• Given exercise
Copy out, from the entries below, each line holding the string "экрана".

• Stored items
#####

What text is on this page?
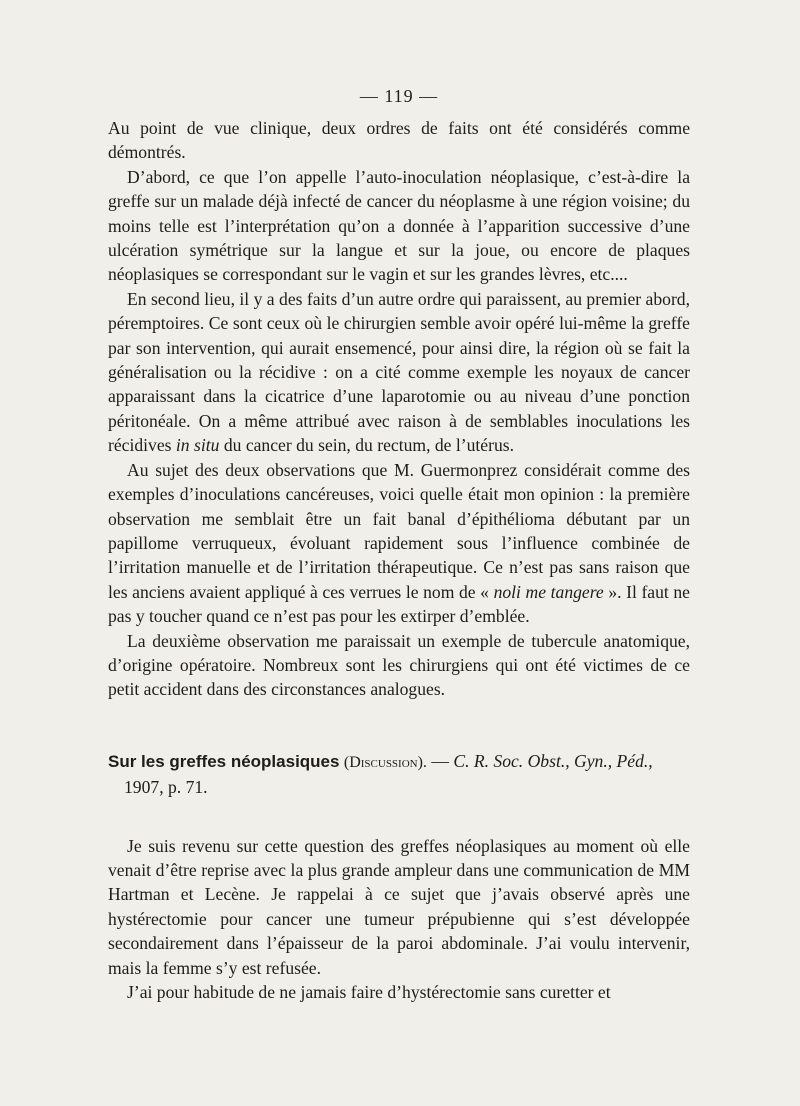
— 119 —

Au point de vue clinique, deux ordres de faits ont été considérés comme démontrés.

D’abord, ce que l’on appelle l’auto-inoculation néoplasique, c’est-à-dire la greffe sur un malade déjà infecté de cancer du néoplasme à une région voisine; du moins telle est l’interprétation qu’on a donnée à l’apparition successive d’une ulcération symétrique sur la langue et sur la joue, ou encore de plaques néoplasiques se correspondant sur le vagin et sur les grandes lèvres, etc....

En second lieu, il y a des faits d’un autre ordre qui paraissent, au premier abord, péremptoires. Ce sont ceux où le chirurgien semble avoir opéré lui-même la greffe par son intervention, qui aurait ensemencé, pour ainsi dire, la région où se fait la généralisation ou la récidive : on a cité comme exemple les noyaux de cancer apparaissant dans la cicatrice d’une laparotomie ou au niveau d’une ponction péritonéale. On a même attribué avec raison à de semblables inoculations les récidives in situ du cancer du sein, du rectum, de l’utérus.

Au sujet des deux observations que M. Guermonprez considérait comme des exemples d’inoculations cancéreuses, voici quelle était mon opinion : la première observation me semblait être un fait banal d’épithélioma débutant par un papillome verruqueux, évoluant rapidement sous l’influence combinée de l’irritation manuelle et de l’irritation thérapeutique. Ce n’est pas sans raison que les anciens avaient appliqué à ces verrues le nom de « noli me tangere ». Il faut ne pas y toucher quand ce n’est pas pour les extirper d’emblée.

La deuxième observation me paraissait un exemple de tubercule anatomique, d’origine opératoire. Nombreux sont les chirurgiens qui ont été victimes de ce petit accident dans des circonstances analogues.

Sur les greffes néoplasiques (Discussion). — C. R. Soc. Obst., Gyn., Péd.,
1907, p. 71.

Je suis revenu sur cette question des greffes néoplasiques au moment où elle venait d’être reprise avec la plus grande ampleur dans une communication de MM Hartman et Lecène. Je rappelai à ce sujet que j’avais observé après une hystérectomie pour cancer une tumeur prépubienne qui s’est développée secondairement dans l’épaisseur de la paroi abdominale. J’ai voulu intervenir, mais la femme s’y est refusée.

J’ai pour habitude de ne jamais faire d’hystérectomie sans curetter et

#####

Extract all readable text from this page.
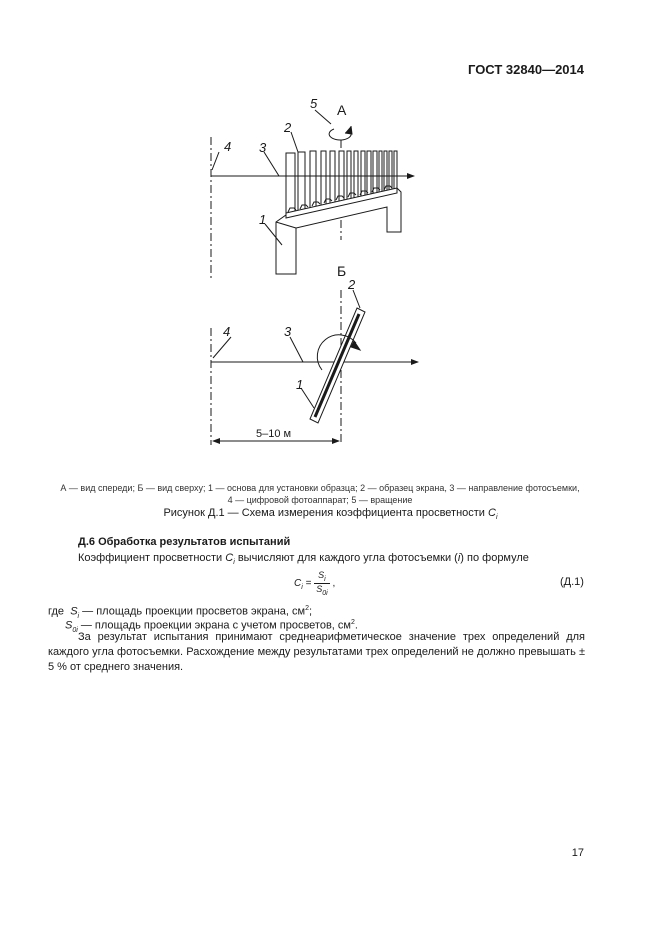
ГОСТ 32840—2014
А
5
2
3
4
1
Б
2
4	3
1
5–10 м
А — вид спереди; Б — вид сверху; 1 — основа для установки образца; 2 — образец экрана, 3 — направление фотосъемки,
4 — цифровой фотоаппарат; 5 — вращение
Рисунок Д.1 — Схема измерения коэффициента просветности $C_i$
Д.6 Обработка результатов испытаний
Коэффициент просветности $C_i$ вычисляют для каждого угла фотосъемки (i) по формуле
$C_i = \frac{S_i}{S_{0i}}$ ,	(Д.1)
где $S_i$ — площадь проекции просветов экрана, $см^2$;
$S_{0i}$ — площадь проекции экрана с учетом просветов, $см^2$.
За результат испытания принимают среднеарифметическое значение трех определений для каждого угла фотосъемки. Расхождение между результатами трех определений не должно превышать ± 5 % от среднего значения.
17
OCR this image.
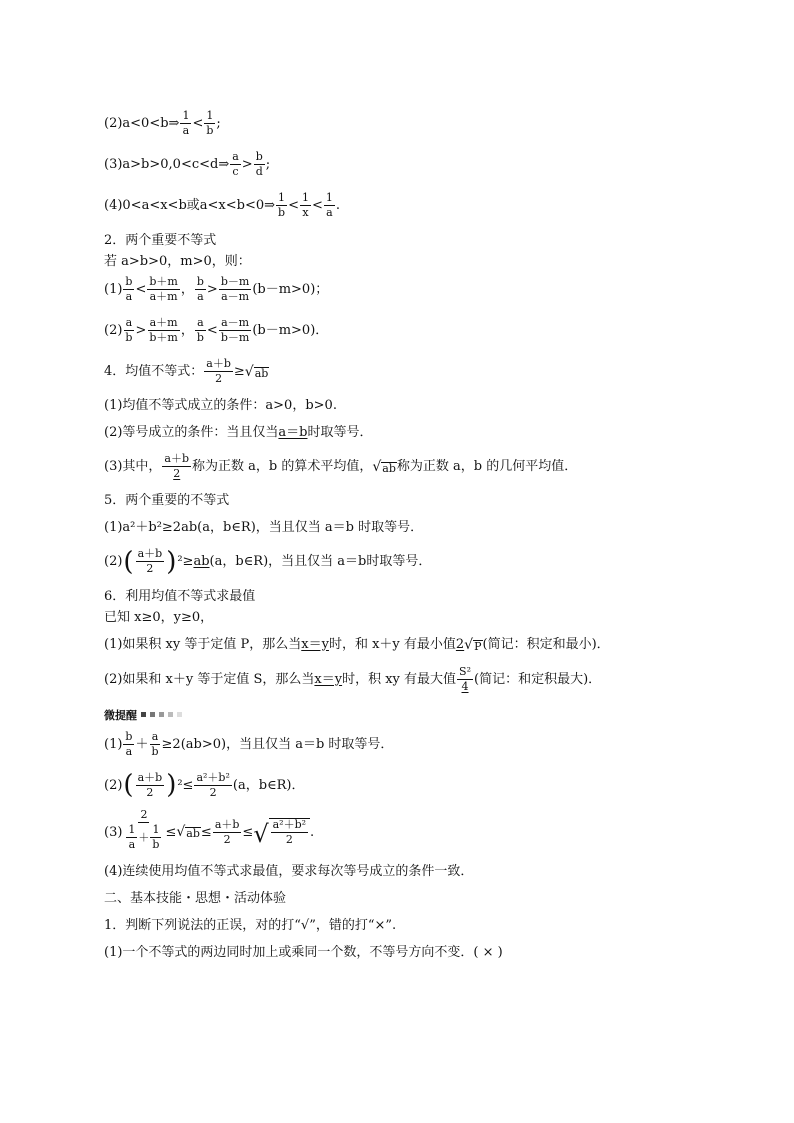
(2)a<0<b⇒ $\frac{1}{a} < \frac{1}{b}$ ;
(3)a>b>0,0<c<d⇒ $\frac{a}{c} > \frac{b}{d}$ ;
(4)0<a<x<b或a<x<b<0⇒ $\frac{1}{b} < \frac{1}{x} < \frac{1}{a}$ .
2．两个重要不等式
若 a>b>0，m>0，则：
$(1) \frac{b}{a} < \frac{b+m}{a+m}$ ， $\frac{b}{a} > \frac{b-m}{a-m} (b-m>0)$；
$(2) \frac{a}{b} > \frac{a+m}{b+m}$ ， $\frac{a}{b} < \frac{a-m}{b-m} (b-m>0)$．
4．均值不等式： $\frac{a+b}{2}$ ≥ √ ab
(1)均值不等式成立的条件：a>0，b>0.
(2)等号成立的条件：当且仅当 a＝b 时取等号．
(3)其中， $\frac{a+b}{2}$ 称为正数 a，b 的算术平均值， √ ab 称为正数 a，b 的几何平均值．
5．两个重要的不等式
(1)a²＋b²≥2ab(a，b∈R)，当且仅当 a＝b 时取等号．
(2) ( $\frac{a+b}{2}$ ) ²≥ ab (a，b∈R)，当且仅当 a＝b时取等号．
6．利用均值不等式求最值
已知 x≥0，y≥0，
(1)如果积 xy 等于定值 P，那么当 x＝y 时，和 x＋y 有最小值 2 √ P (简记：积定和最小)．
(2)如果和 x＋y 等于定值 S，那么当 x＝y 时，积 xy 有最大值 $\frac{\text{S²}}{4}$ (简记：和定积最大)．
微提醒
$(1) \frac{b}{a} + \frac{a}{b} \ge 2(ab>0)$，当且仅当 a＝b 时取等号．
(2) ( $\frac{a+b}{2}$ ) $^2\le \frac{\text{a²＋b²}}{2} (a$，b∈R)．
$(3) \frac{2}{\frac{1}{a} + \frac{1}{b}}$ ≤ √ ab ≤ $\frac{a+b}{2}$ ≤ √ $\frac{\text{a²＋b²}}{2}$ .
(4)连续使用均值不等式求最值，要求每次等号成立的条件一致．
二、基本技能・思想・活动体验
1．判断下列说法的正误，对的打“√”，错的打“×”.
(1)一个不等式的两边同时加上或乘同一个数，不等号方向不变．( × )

#####

• Solution for this task
А — вид спереди; Б — вид сверху; 1 — основа для установки образца; 2 — образец экрана, 3 — направление фотосъемки,
где $S_i$ — площадь проекции просветов экрана, $см^2$;
$S_{0i}$ — площадь проекции экрана с учетом просветов, $см^2$.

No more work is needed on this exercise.